— Begin —

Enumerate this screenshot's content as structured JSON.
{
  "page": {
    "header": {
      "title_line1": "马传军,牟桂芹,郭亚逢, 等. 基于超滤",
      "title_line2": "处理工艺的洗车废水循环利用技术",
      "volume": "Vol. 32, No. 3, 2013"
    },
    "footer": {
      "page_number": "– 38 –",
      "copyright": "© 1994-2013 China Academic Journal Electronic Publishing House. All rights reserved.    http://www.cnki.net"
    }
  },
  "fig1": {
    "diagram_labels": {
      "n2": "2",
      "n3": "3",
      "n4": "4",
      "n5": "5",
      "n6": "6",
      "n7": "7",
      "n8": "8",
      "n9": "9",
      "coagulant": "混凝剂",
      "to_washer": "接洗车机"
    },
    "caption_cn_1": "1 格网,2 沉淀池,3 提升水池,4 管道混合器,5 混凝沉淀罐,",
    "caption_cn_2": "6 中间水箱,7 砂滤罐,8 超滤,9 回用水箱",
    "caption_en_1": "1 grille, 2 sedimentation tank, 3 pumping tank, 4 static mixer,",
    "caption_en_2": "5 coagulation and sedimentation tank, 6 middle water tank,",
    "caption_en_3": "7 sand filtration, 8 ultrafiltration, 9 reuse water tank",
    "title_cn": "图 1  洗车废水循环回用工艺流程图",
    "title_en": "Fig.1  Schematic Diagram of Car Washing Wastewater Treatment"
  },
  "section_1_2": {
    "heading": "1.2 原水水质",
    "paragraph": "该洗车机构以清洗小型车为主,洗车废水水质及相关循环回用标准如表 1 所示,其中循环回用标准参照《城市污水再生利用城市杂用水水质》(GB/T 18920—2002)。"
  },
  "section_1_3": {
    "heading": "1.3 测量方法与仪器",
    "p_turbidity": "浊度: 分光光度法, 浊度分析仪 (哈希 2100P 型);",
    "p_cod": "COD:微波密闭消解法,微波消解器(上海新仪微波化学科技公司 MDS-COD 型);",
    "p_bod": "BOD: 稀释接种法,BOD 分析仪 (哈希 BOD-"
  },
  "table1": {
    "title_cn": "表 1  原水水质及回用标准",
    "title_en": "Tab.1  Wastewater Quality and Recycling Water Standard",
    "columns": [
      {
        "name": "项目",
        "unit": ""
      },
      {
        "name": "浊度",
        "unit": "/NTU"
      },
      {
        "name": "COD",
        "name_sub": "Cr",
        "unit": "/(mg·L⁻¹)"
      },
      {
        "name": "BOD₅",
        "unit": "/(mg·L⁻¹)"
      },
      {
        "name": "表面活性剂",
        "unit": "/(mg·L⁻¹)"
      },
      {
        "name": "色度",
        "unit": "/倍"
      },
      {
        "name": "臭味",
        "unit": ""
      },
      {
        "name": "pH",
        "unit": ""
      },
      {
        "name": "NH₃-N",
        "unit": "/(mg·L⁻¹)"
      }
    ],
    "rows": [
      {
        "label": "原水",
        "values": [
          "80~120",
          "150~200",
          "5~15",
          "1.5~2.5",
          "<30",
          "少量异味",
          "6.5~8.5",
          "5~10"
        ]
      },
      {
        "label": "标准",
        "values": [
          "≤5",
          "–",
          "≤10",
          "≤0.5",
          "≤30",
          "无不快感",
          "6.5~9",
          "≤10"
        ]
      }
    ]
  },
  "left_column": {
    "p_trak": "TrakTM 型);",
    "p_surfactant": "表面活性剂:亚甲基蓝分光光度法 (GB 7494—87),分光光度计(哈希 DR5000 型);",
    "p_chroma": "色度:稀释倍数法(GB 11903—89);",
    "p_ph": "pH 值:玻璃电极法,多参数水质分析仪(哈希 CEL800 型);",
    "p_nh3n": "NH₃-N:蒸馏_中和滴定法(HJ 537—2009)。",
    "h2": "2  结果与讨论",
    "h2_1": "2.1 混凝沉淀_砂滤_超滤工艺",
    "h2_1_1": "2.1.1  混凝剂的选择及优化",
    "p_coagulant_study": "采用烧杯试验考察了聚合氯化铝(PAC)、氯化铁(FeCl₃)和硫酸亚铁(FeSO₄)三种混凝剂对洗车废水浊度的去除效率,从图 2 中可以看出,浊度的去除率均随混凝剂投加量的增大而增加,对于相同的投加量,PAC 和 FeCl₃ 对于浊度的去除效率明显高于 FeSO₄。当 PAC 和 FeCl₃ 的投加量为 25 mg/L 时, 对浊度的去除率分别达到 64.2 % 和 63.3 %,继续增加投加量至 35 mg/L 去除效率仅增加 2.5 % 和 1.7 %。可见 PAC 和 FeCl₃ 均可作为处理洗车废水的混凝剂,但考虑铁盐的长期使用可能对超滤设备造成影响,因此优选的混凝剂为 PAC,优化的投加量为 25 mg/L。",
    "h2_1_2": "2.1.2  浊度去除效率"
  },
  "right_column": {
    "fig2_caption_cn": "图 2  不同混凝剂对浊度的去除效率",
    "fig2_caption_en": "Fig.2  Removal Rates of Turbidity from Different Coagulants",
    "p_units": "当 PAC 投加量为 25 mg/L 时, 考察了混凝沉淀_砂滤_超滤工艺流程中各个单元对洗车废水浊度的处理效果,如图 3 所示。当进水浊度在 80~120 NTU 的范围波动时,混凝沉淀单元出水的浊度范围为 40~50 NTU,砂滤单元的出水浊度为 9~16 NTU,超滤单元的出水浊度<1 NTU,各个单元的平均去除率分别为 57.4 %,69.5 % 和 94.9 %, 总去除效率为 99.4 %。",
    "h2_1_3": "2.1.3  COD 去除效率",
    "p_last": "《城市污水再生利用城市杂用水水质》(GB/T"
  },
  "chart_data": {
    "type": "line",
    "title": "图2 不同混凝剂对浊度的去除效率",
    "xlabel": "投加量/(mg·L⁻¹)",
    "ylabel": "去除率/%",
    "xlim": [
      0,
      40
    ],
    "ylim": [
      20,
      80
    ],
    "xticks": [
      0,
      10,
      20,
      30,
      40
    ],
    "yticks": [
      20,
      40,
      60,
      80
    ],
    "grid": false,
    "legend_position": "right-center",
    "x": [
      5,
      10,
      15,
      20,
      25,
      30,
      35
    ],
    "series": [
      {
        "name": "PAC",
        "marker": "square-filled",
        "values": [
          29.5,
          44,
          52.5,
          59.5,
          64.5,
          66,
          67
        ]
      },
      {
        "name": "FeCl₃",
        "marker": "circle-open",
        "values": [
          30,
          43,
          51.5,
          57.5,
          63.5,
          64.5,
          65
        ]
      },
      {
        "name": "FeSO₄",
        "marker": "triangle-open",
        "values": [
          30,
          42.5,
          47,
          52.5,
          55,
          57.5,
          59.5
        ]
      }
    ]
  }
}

— End —

## SHORT PROBLEM
Return all lines of the material above in which the word "sedimentation" occurs.

## THE SOLUTION
    "caption_en_1": "1 grille, 2 sedimentation tank, 3 pumping tank, 4 static mixer,",
    "caption_en_2": "5 coagulation and sedimentation tank, 6 middle water tank,",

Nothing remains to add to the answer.